---------- MATERIAL FOR THE TASK ----------

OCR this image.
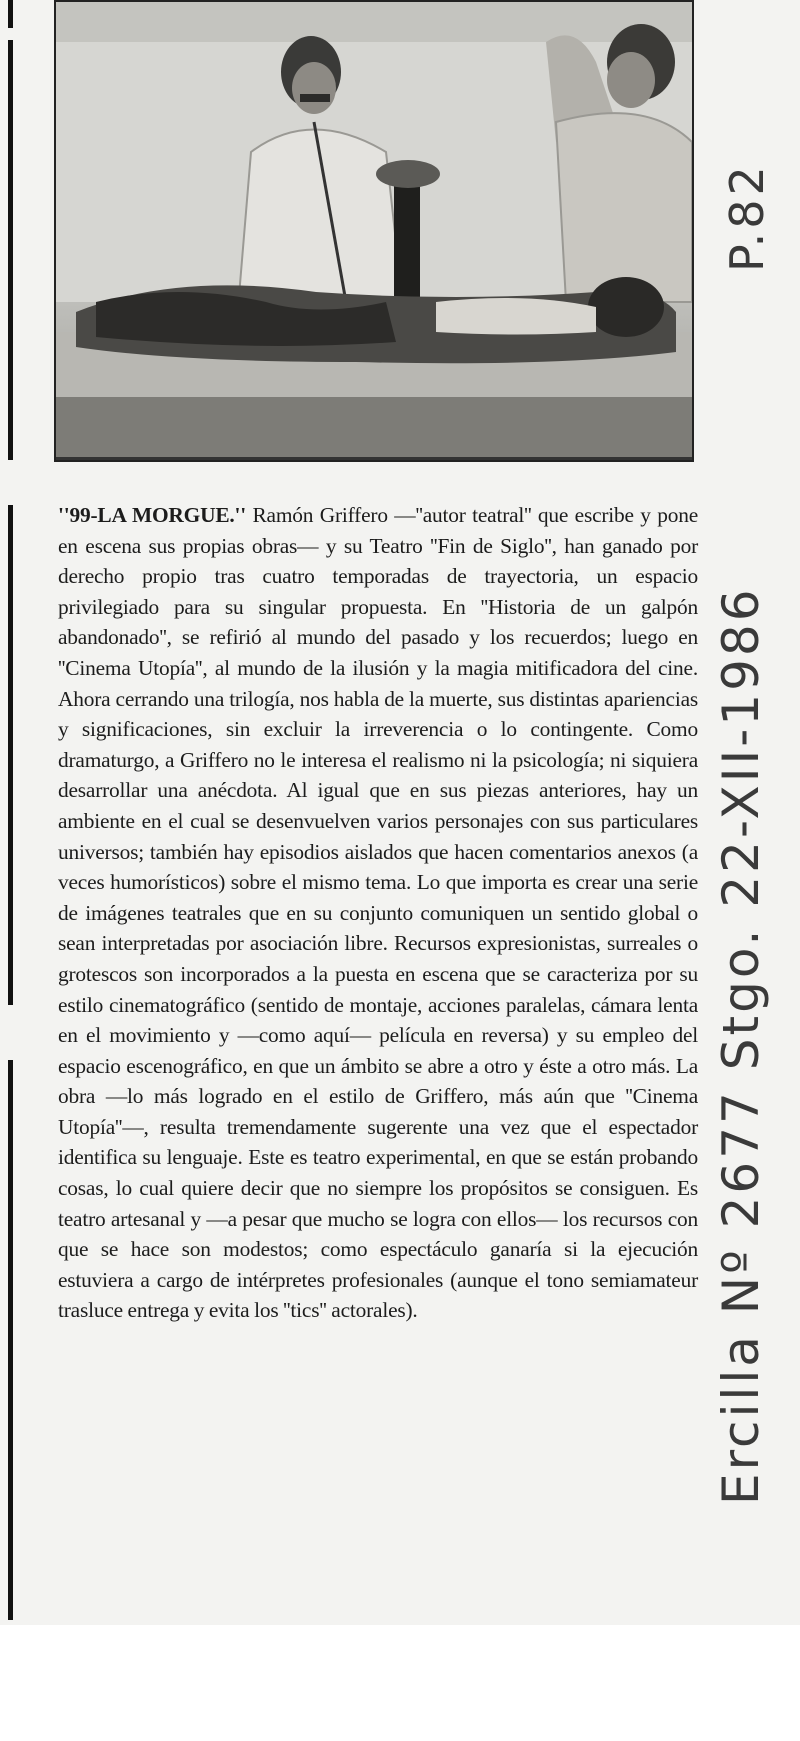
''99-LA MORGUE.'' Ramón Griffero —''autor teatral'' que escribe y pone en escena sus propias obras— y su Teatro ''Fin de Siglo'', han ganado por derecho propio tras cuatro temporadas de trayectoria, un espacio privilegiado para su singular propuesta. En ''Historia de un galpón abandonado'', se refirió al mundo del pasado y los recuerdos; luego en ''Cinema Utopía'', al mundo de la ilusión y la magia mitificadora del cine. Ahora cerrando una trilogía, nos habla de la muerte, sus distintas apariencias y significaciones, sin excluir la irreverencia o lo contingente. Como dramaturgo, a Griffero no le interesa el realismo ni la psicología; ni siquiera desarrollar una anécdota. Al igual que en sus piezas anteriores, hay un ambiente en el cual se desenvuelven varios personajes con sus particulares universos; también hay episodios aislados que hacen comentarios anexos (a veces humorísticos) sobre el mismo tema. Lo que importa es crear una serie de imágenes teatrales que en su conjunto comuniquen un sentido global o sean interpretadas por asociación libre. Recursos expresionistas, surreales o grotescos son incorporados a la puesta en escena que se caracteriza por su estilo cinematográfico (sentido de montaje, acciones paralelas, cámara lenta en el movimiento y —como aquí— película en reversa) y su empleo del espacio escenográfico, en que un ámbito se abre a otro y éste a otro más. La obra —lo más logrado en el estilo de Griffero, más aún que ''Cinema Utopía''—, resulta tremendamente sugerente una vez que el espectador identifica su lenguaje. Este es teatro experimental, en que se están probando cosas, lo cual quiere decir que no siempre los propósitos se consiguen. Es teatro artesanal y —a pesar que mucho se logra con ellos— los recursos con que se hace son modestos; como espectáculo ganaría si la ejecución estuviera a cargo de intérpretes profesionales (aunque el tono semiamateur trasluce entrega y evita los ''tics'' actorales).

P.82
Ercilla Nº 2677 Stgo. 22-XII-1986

----------
---------- MATERIAL FOR THE TASK ----------

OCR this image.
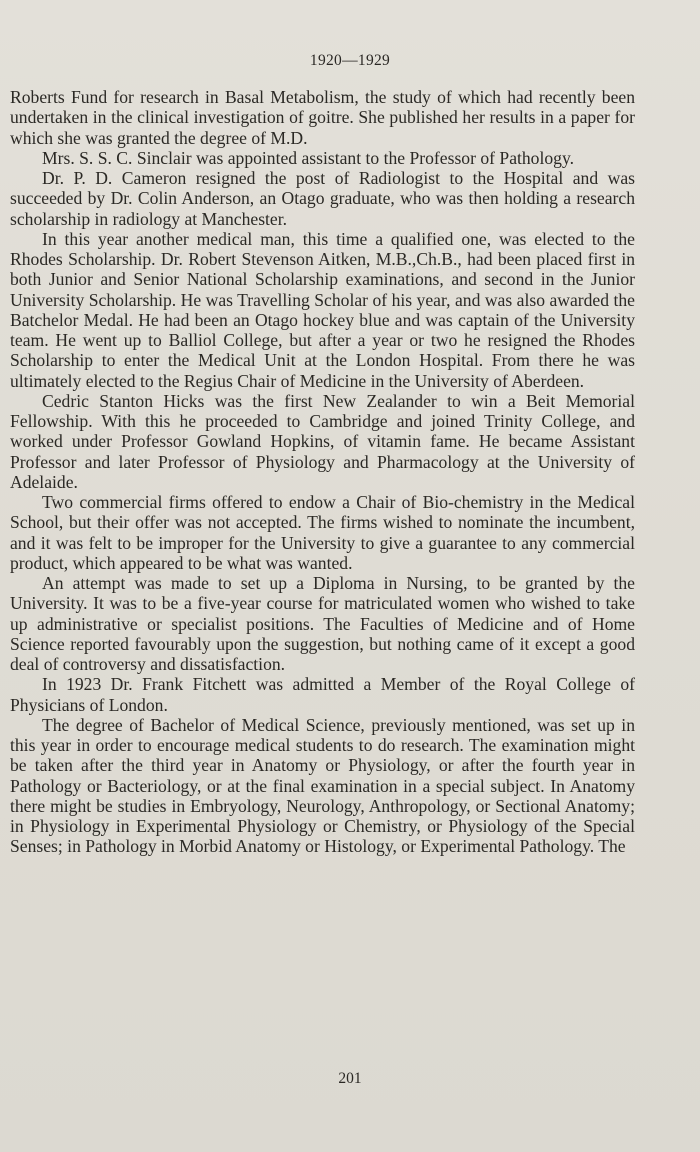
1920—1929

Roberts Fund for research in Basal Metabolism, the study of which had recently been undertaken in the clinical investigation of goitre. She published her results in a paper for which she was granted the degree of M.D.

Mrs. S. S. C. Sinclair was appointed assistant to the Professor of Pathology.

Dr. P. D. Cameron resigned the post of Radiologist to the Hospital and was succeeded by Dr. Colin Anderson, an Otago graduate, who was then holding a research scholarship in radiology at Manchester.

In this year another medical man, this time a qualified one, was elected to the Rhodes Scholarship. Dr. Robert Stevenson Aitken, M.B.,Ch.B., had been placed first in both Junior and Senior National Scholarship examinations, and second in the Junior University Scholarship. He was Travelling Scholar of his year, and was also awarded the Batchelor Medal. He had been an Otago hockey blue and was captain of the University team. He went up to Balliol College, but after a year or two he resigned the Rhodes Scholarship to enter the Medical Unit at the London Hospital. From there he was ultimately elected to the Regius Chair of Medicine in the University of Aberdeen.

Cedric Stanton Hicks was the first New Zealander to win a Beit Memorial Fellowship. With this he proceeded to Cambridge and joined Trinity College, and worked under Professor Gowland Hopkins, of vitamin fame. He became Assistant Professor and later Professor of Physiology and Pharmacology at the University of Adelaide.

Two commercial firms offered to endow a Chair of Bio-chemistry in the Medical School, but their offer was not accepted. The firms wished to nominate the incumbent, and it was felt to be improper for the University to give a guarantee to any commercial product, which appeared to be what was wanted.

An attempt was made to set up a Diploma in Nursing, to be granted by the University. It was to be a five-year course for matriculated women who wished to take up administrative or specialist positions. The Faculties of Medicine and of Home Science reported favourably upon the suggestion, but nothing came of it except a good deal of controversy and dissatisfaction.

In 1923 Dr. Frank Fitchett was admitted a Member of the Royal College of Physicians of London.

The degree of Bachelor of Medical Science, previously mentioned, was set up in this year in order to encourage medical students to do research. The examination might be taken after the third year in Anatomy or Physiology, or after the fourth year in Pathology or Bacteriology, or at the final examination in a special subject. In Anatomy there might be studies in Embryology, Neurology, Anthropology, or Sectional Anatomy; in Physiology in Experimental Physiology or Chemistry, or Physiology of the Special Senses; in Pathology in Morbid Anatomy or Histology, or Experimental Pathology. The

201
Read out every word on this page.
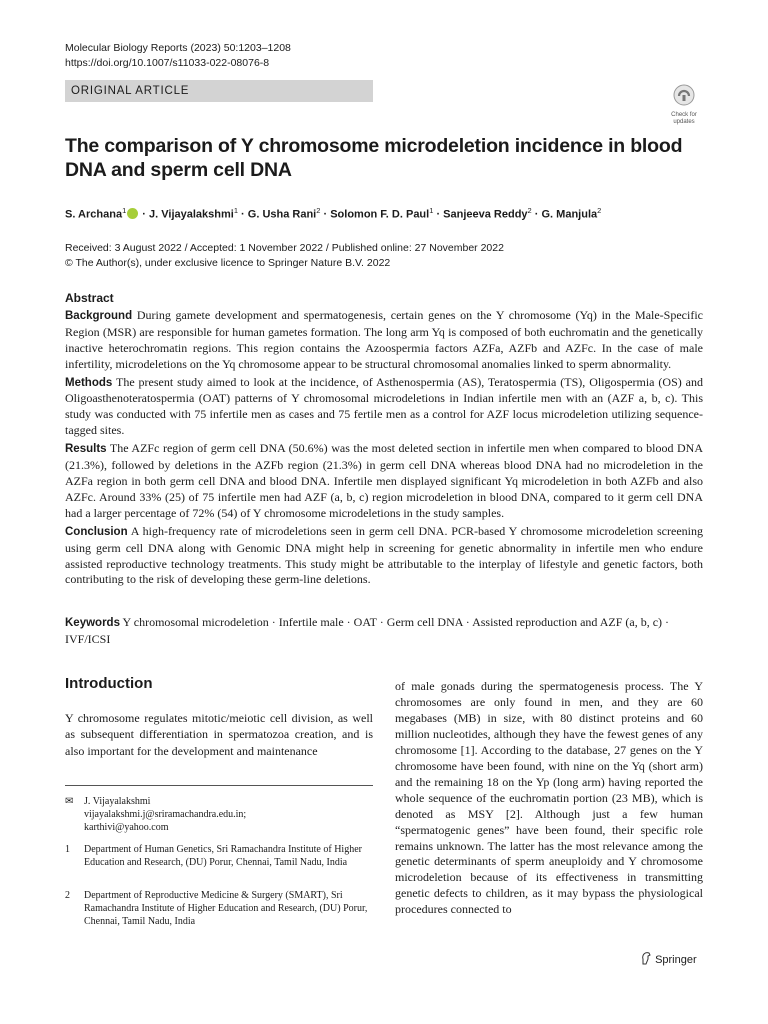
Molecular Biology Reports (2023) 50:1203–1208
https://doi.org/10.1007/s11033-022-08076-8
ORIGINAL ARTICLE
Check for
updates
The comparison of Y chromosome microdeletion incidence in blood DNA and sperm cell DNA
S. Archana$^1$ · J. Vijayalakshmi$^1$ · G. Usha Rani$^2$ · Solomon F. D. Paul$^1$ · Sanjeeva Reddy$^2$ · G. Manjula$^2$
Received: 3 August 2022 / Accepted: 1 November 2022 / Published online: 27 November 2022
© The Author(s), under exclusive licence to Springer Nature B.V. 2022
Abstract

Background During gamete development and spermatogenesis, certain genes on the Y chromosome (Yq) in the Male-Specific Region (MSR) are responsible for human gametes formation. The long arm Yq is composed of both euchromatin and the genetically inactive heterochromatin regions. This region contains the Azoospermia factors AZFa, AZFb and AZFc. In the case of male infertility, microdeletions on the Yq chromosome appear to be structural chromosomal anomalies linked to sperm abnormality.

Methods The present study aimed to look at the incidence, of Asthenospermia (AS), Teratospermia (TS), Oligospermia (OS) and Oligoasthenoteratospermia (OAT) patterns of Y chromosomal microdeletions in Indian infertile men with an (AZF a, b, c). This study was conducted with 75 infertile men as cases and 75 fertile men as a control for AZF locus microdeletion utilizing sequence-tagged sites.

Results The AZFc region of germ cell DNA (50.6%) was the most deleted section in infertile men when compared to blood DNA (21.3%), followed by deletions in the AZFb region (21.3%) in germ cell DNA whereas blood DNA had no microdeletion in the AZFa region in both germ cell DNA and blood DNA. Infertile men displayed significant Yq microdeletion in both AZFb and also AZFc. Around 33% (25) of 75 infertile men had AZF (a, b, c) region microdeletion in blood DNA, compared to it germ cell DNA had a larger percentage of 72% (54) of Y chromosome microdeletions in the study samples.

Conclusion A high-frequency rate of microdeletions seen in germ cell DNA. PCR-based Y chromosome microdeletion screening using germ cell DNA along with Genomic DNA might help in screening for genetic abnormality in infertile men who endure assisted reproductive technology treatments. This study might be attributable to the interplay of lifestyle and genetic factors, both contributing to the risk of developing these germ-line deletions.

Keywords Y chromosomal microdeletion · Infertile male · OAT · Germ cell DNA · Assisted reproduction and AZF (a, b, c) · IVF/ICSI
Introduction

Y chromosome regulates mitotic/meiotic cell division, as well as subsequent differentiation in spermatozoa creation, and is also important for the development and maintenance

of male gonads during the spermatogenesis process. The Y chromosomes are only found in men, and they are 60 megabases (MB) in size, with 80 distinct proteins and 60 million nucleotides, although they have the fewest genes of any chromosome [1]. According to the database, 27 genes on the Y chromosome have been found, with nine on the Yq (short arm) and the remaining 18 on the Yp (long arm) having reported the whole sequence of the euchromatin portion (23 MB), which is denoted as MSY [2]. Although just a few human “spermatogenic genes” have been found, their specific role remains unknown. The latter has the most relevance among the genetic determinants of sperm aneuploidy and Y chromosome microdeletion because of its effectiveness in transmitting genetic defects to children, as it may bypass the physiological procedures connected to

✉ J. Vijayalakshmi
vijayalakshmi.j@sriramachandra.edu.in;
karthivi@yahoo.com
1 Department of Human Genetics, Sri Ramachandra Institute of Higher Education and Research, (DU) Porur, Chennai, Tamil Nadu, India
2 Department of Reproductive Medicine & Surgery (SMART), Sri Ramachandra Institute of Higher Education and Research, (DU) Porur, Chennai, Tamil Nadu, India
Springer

----------
---------- MATERIAL FOR THE TASK ----------

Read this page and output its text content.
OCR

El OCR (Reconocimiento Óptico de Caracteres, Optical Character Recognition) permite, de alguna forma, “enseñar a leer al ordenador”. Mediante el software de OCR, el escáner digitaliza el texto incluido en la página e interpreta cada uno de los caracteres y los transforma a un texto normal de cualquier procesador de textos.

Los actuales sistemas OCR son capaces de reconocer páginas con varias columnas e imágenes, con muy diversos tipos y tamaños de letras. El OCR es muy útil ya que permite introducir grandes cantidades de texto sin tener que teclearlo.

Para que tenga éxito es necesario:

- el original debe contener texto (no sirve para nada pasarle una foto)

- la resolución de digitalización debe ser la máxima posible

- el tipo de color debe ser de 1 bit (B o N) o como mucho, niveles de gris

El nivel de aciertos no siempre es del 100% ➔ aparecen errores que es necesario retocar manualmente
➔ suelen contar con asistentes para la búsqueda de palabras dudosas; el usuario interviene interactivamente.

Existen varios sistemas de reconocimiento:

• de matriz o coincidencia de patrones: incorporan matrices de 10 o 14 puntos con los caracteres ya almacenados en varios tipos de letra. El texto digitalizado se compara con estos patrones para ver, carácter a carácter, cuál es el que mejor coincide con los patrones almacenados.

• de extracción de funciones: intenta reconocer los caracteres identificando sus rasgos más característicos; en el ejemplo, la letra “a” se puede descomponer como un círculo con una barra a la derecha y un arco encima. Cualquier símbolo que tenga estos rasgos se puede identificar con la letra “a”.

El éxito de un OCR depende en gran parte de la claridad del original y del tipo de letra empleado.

----------

WHAT TO DO: Would you copy out every line in the records that includes the string "Springer"?

RESPONSE FOR THIS EXERCISE:
© The Author(s), under exclusive licence to Springer Nature B.V. 2022
Springer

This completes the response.